(Data records)

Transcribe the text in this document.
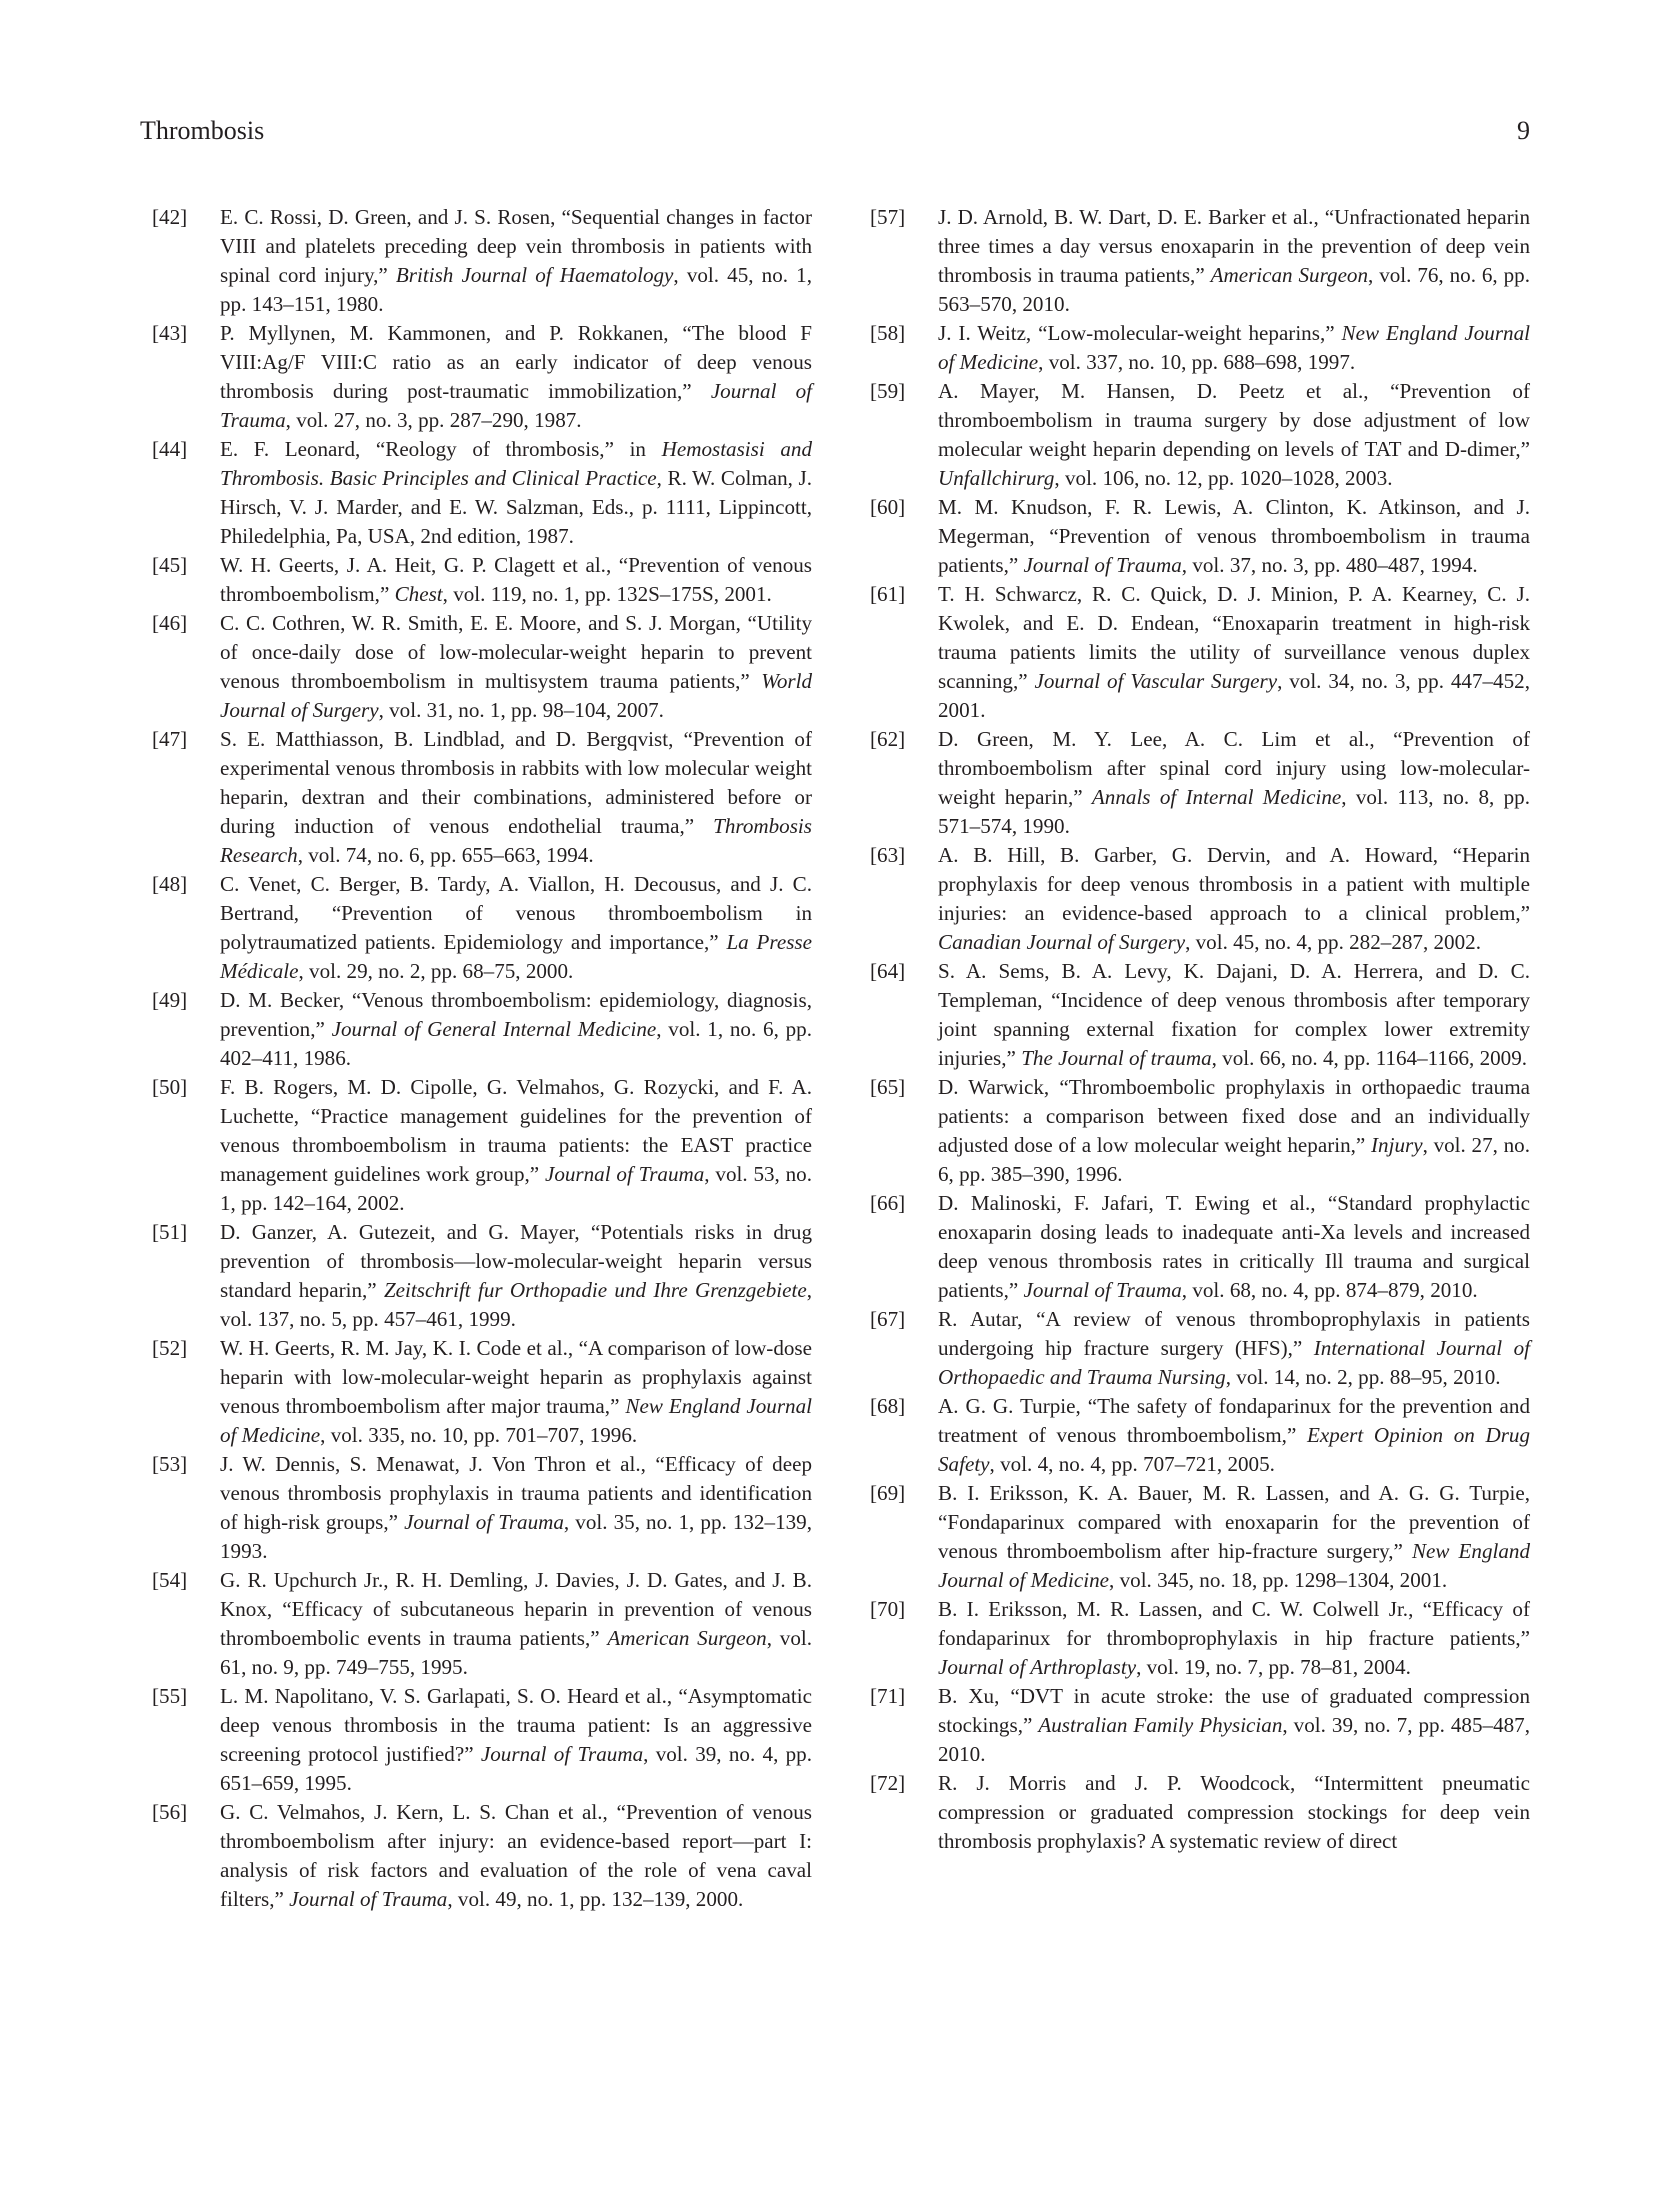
Thrombosis	9

[42]	E. C. Rossi, D. Green, and J. S. Rosen, “Sequential changes in factor VIII and platelets preceding deep vein thrombosis in patients with spinal cord injury,” British Journal of Haematology, vol. 45, no. 1, pp. 143–151, 1980.

[43]	P. Myllynen, M. Kammonen, and P. Rokkanen, “The blood F VIII:Ag/F VIII:C ratio as an early indicator of deep venous thrombosis during post-traumatic immobilization,” Journal of Trauma, vol. 27, no. 3, pp. 287–290, 1987.

[44]	E. F. Leonard, “Reology of thrombosis,” in Hemostasisi and Thrombosis. Basic Principles and Clinical Practice, R. W. Colman, J. Hirsch, V. J. Marder, and E. W. Salzman, Eds., p. 1111, Lippincott, Philedelphia, Pa, USA, 2nd edition, 1987.

[45]	W. H. Geerts, J. A. Heit, G. P. Clagett et al., “Prevention of venous thromboembolism,” Chest, vol. 119, no. 1, pp. 132S–175S, 2001.

[46]	C. C. Cothren, W. R. Smith, E. E. Moore, and S. J. Morgan, “Utility of once-daily dose of low-molecular-weight heparin to prevent venous thromboembolism in multisystem trauma patients,” World Journal of Surgery, vol. 31, no. 1, pp. 98–104, 2007.

[47]	S. E. Matthiasson, B. Lindblad, and D. Bergqvist, “Prevention of experimental venous thrombosis in rabbits with low molecular weight heparin, dextran and their combinations, administered before or during induction of venous endothelial trauma,” Thrombosis Research, vol. 74, no. 6, pp. 655–663, 1994.

[48]	C. Venet, C. Berger, B. Tardy, A. Viallon, H. Decousus, and J. C. Bertrand, “Prevention of venous thromboembolism in polytraumatized patients. Epidemiology and importance,” La Presse Médicale, vol. 29, no. 2, pp. 68–75, 2000.

[49]	D. M. Becker, “Venous thromboembolism: epidemiology, diagnosis, prevention,” Journal of General Internal Medicine, vol. 1, no. 6, pp. 402–411, 1986.

[50]	F. B. Rogers, M. D. Cipolle, G. Velmahos, G. Rozycki, and F. A. Luchette, “Practice management guidelines for the prevention of venous thromboembolism in trauma patients: the EAST practice management guidelines work group,” Journal of Trauma, vol. 53, no. 1, pp. 142–164, 2002.

[51]	D. Ganzer, A. Gutezeit, and G. Mayer, “Potentials risks in drug prevention of thrombosis—low-molecular-weight heparin versus standard heparin,” Zeitschrift fur Orthopadie und Ihre Grenzgebiete, vol. 137, no. 5, pp. 457–461, 1999.

[52]	W. H. Geerts, R. M. Jay, K. I. Code et al., “A comparison of low-dose heparin with low-molecular-weight heparin as prophylaxis against venous thromboembolism after major trauma,” New England Journal of Medicine, vol. 335, no. 10, pp. 701–707, 1996.

[53]	J. W. Dennis, S. Menawat, J. Von Thron et al., “Efficacy of deep venous thrombosis prophylaxis in trauma patients and identification of high-risk groups,” Journal of Trauma, vol. 35, no. 1, pp. 132–139, 1993.

[54]	G. R. Upchurch Jr., R. H. Demling, J. Davies, J. D. Gates, and J. B. Knox, “Efficacy of subcutaneous heparin in prevention of venous thromboembolic events in trauma patients,” American Surgeon, vol. 61, no. 9, pp. 749–755, 1995.

[55]	L. M. Napolitano, V. S. Garlapati, S. O. Heard et al., “Asymptomatic deep venous thrombosis in the trauma patient: Is an aggressive screening protocol justified?” Journal of Trauma, vol. 39, no. 4, pp. 651–659, 1995.

[56]	G. C. Velmahos, J. Kern, L. S. Chan et al., “Prevention of venous thromboembolism after injury: an evidence-based report—part I: analysis of risk factors and evaluation of the role of vena caval filters,” Journal of Trauma, vol. 49, no. 1, pp. 132–139, 2000.

[57]	J. D. Arnold, B. W. Dart, D. E. Barker et al., “Unfractionated heparin three times a day versus enoxaparin in the prevention of deep vein thrombosis in trauma patients,” American Surgeon, vol. 76, no. 6, pp. 563–570, 2010.

[58]	J. I. Weitz, “Low-molecular-weight heparins,” New England Journal of Medicine, vol. 337, no. 10, pp. 688–698, 1997.

[59]	A. Mayer, M. Hansen, D. Peetz et al., “Prevention of thromboembolism in trauma surgery by dose adjustment of low molecular weight heparin depending on levels of TAT and D-dimer,” Unfallchirurg, vol. 106, no. 12, pp. 1020–1028, 2003.

[60]	M. M. Knudson, F. R. Lewis, A. Clinton, K. Atkinson, and J. Megerman, “Prevention of venous thromboembolism in trauma patients,” Journal of Trauma, vol. 37, no. 3, pp. 480–487, 1994.

[61]	T. H. Schwarcz, R. C. Quick, D. J. Minion, P. A. Kearney, C. J. Kwolek, and E. D. Endean, “Enoxaparin treatment in high-risk trauma patients limits the utility of surveillance venous duplex scanning,” Journal of Vascular Surgery, vol. 34, no. 3, pp. 447–452, 2001.

[62]	D. Green, M. Y. Lee, A. C. Lim et al., “Prevention of thromboembolism after spinal cord injury using low-molecular-weight heparin,” Annals of Internal Medicine, vol. 113, no. 8, pp. 571–574, 1990.

[63]	A. B. Hill, B. Garber, G. Dervin, and A. Howard, “Heparin prophylaxis for deep venous thrombosis in a patient with multiple injuries: an evidence-based approach to a clinical problem,” Canadian Journal of Surgery, vol. 45, no. 4, pp. 282–287, 2002.

[64]	S. A. Sems, B. A. Levy, K. Dajani, D. A. Herrera, and D. C. Templeman, “Incidence of deep venous thrombosis after temporary joint spanning external fixation for complex lower extremity injuries,” The Journal of trauma, vol. 66, no. 4, pp. 1164–1166, 2009.

[65]	D. Warwick, “Thromboembolic prophylaxis in orthopaedic trauma patients: a comparison between fixed dose and an individually adjusted dose of a low molecular weight heparin,” Injury, vol. 27, no. 6, pp. 385–390, 1996.

[66]	D. Malinoski, F. Jafari, T. Ewing et al., “Standard prophylactic enoxaparin dosing leads to inadequate anti-Xa levels and increased deep venous thrombosis rates in critically Ill trauma and surgical patients,” Journal of Trauma, vol. 68, no. 4, pp. 874–879, 2010.

[67]	R. Autar, “A review of venous thromboprophylaxis in patients undergoing hip fracture surgery (HFS),” International Journal of Orthopaedic and Trauma Nursing, vol. 14, no. 2, pp. 88–95, 2010.

[68]	A. G. G. Turpie, “The safety of fondaparinux for the prevention and treatment of venous thromboembolism,” Expert Opinion on Drug Safety, vol. 4, no. 4, pp. 707–721, 2005.

[69]	B. I. Eriksson, K. A. Bauer, M. R. Lassen, and A. G. G. Turpie, “Fondaparinux compared with enoxaparin for the prevention of venous thromboembolism after hip-fracture surgery,” New England Journal of Medicine, vol. 345, no. 18, pp. 1298–1304, 2001.

[70]	B. I. Eriksson, M. R. Lassen, and C. W. Colwell Jr., “Efficacy of fondaparinux for thromboprophylaxis in hip fracture patients,” Journal of Arthroplasty, vol. 19, no. 7, pp. 78–81, 2004.

[71]	B. Xu, “DVT in acute stroke: the use of graduated compression stockings,” Australian Family Physician, vol. 39, no. 7, pp. 485–487, 2010.

[72]	R. J. Morris and J. P. Woodcock, “Intermittent pneumatic compression or graduated compression stockings for deep vein thrombosis prophylaxis? A systematic review of direct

▸ What the task asks: Omit all images when repeating the data above exactly.

▸ Final answer:
Transcribe the text in this document.
Thrombosis	9

[42]	E. C. Rossi, D. Green, and J. S. Rosen, “Sequential changes in factor VIII and platelets preceding deep vein thrombosis in patients with spinal cord injury,” British Journal of Haematology, vol. 45, no. 1, pp. 143–151, 1980.

[43]	P. Myllynen, M. Kammonen, and P. Rokkanen, “The blood F VIII:Ag/F VIII:C ratio as an early indicator of deep venous thrombosis during post-traumatic immobilization,” Journal of Trauma, vol. 27, no. 3, pp. 287–290, 1987.

[44]	E. F. Leonard, “Reology of thrombosis,” in Hemostasisi and Thrombosis. Basic Principles and Clinical Practice, R. W. Colman, J. Hirsch, V. J. Marder, and E. W. Salzman, Eds., p. 1111, Lippincott, Philedelphia, Pa, USA, 2nd edition, 1987.

[45]	W. H. Geerts, J. A. Heit, G. P. Clagett et al., “Prevention of venous thromboembolism,” Chest, vol. 119, no. 1, pp. 132S–175S, 2001.

[46]	C. C. Cothren, W. R. Smith, E. E. Moore, and S. J. Morgan, “Utility of once-daily dose of low-molecular-weight heparin to prevent venous thromboembolism in multisystem trauma patients,” World Journal of Surgery, vol. 31, no. 1, pp. 98–104, 2007.

[47]	S. E. Matthiasson, B. Lindblad, and D. Bergqvist, “Prevention of experimental venous thrombosis in rabbits with low molecular weight heparin, dextran and their combinations, administered before or during induction of venous endothelial trauma,” Thrombosis Research, vol. 74, no. 6, pp. 655–663, 1994.

[48]	C. Venet, C. Berger, B. Tardy, A. Viallon, H. Decousus, and J. C. Bertrand, “Prevention of venous thromboembolism in polytraumatized patients. Epidemiology and importance,” La Presse Médicale, vol. 29, no. 2, pp. 68–75, 2000.

[49]	D. M. Becker, “Venous thromboembolism: epidemiology, diagnosis, prevention,” Journal of General Internal Medicine, vol. 1, no. 6, pp. 402–411, 1986.

[50]	F. B. Rogers, M. D. Cipolle, G. Velmahos, G. Rozycki, and F. A. Luchette, “Practice management guidelines for the prevention of venous thromboembolism in trauma patients: the EAST practice management guidelines work group,” Journal of Trauma, vol. 53, no. 1, pp. 142–164, 2002.

[51]	D. Ganzer, A. Gutezeit, and G. Mayer, “Potentials risks in drug prevention of thrombosis—low-molecular-weight heparin versus standard heparin,” Zeitschrift fur Orthopadie und Ihre Grenzgebiete, vol. 137, no. 5, pp. 457–461, 1999.

[52]	W. H. Geerts, R. M. Jay, K. I. Code et al., “A comparison of low-dose heparin with low-molecular-weight heparin as prophylaxis against venous thromboembolism after major trauma,” New England Journal of Medicine, vol. 335, no. 10, pp. 701–707, 1996.

[53]	J. W. Dennis, S. Menawat, J. Von Thron et al., “Efficacy of deep venous thrombosis prophylaxis in trauma patients and identification of high-risk groups,” Journal of Trauma, vol. 35, no. 1, pp. 132–139, 1993.

[54]	G. R. Upchurch Jr., R. H. Demling, J. Davies, J. D. Gates, and J. B. Knox, “Efficacy of subcutaneous heparin in prevention of venous thromboembolic events in trauma patients,” American Surgeon, vol. 61, no. 9, pp. 749–755, 1995.

[55]	L. M. Napolitano, V. S. Garlapati, S. O. Heard et al., “Asymptomatic deep venous thrombosis in the trauma patient: Is an aggressive screening protocol justified?” Journal of Trauma, vol. 39, no. 4, pp. 651–659, 1995.

[56]	G. C. Velmahos, J. Kern, L. S. Chan et al., “Prevention of venous thromboembolism after injury: an evidence-based report—part I: analysis of risk factors and evaluation of the role of vena caval filters,” Journal of Trauma, vol. 49, no. 1, pp. 132–139, 2000.

[57]	J. D. Arnold, B. W. Dart, D. E. Barker et al., “Unfractionated heparin three times a day versus enoxaparin in the prevention of deep vein thrombosis in trauma patients,” American Surgeon, vol. 76, no. 6, pp. 563–570, 2010.

[58]	J. I. Weitz, “Low-molecular-weight heparins,” New England Journal of Medicine, vol. 337, no. 10, pp. 688–698, 1997.

[59]	A. Mayer, M. Hansen, D. Peetz et al., “Prevention of thromboembolism in trauma surgery by dose adjustment of low molecular weight heparin depending on levels of TAT and D-dimer,” Unfallchirurg, vol. 106, no. 12, pp. 1020–1028, 2003.

[60]	M. M. Knudson, F. R. Lewis, A. Clinton, K. Atkinson, and J. Megerman, “Prevention of venous thromboembolism in trauma patients,” Journal of Trauma, vol. 37, no. 3, pp. 480–487, 1994.

[61]	T. H. Schwarcz, R. C. Quick, D. J. Minion, P. A. Kearney, C. J. Kwolek, and E. D. Endean, “Enoxaparin treatment in high-risk trauma patients limits the utility of surveillance venous duplex scanning,” Journal of Vascular Surgery, vol. 34, no. 3, pp. 447–452, 2001.

[62]	D. Green, M. Y. Lee, A. C. Lim et al., “Prevention of thromboembolism after spinal cord injury using low-molecular-weight heparin,” Annals of Internal Medicine, vol. 113, no. 8, pp. 571–574, 1990.

[63]	A. B. Hill, B. Garber, G. Dervin, and A. Howard, “Heparin prophylaxis for deep venous thrombosis in a patient with multiple injuries: an evidence-based approach to a clinical problem,” Canadian Journal of Surgery, vol. 45, no. 4, pp. 282–287, 2002.

[64]	S. A. Sems, B. A. Levy, K. Dajani, D. A. Herrera, and D. C. Templeman, “Incidence of deep venous thrombosis after temporary joint spanning external fixation for complex lower extremity injuries,” The Journal of trauma, vol. 66, no. 4, pp. 1164–1166, 2009.

[65]	D. Warwick, “Thromboembolic prophylaxis in orthopaedic trauma patients: a comparison between fixed dose and an individually adjusted dose of a low molecular weight heparin,” Injury, vol. 27, no. 6, pp. 385–390, 1996.

[66]	D. Malinoski, F. Jafari, T. Ewing et al., “Standard prophylactic enoxaparin dosing leads to inadequate anti-Xa levels and increased deep venous thrombosis rates in critically Ill trauma and surgical patients,” Journal of Trauma, vol. 68, no. 4, pp. 874–879, 2010.

[67]	R. Autar, “A review of venous thromboprophylaxis in patients undergoing hip fracture surgery (HFS),” International Journal of Orthopaedic and Trauma Nursing, vol. 14, no. 2, pp. 88–95, 2010.

[68]	A. G. G. Turpie, “The safety of fondaparinux for the prevention and treatment of venous thromboembolism,” Expert Opinion on Drug Safety, vol. 4, no. 4, pp. 707–721, 2005.

[69]	B. I. Eriksson, K. A. Bauer, M. R. Lassen, and A. G. G. Turpie, “Fondaparinux compared with enoxaparin for the prevention of venous thromboembolism after hip-fracture surgery,” New England Journal of Medicine, vol. 345, no. 18, pp. 1298–1304, 2001.

[70]	B. I. Eriksson, M. R. Lassen, and C. W. Colwell Jr., “Efficacy of fondaparinux for thromboprophylaxis in hip fracture patients,” Journal of Arthroplasty, vol. 19, no. 7, pp. 78–81, 2004.

[71]	B. Xu, “DVT in acute stroke: the use of graduated compression stockings,” Australian Family Physician, vol. 39, no. 7, pp. 485–487, 2010.

[72]	R. J. Morris and J. P. Woodcock, “Intermittent pneumatic compression or graduated compression stockings for deep vein thrombosis prophylaxis? A systematic review of direct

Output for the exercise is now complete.